> [SET PROBLEM] Counting only lines that hold "zkušenosti", give the total and nothing more.

───── RECORDS FOR THIS EXERCISE ─────

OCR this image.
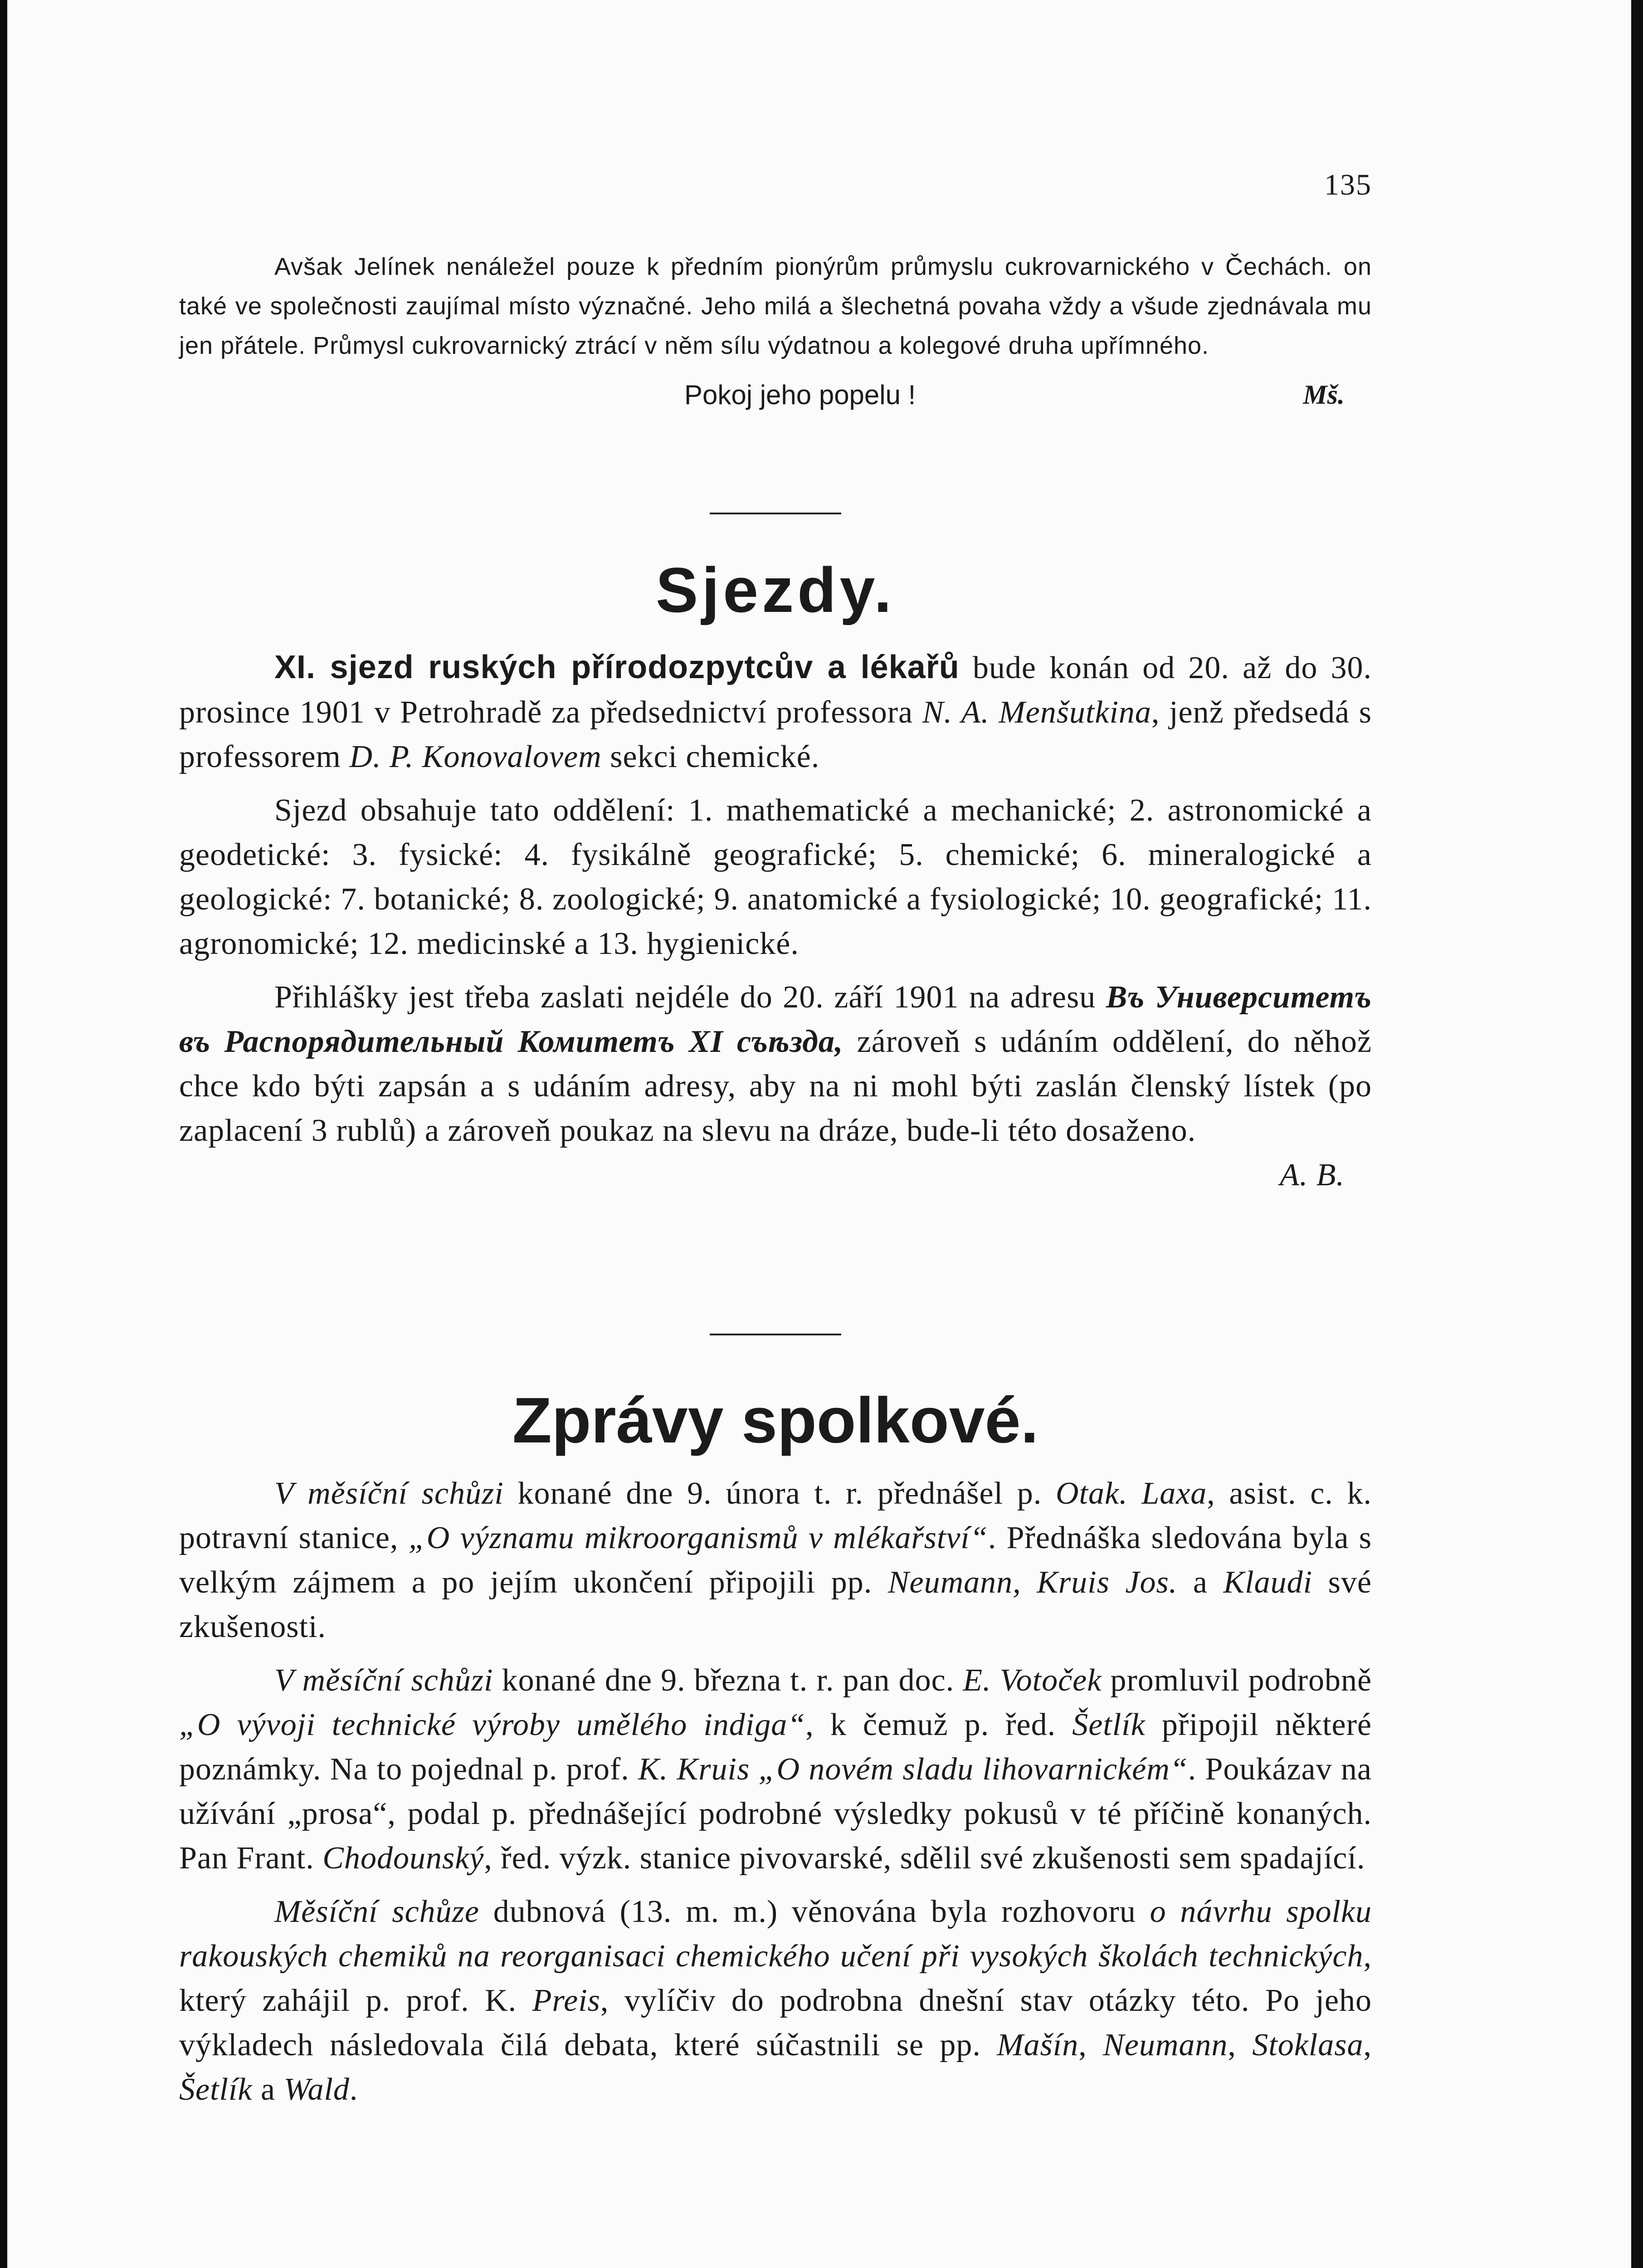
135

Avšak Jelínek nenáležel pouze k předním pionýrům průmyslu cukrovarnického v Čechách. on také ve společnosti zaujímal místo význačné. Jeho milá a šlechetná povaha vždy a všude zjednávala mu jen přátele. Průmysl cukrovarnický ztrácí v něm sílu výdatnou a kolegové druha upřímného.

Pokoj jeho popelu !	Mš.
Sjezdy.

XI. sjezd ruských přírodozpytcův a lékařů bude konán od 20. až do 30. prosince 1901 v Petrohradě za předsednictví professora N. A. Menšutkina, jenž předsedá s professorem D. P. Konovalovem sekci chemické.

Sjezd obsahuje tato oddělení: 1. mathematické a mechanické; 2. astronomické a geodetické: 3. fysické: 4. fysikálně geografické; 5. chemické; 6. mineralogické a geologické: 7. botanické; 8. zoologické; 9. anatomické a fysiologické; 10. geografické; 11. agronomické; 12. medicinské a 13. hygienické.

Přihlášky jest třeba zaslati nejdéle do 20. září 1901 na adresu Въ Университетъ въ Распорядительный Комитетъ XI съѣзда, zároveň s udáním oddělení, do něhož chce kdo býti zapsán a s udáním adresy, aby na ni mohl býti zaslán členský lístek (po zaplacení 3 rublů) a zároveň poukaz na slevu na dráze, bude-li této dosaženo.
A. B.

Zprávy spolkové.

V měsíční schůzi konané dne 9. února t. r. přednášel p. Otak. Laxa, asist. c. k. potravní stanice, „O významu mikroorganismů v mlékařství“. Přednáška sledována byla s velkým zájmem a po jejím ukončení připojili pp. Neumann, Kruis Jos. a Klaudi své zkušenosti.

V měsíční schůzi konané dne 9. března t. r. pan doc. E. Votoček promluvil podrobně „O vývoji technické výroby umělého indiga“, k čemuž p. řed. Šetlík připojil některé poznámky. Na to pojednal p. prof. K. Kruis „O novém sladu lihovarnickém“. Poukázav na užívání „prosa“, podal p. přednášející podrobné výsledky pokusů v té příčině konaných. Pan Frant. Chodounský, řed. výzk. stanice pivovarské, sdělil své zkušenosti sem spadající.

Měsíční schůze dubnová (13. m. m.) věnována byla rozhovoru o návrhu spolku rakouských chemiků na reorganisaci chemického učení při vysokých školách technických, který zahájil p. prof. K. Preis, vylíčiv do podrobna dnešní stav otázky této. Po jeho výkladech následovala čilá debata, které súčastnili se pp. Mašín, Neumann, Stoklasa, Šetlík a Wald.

─────

> [WRITTEN RESPONSE] 2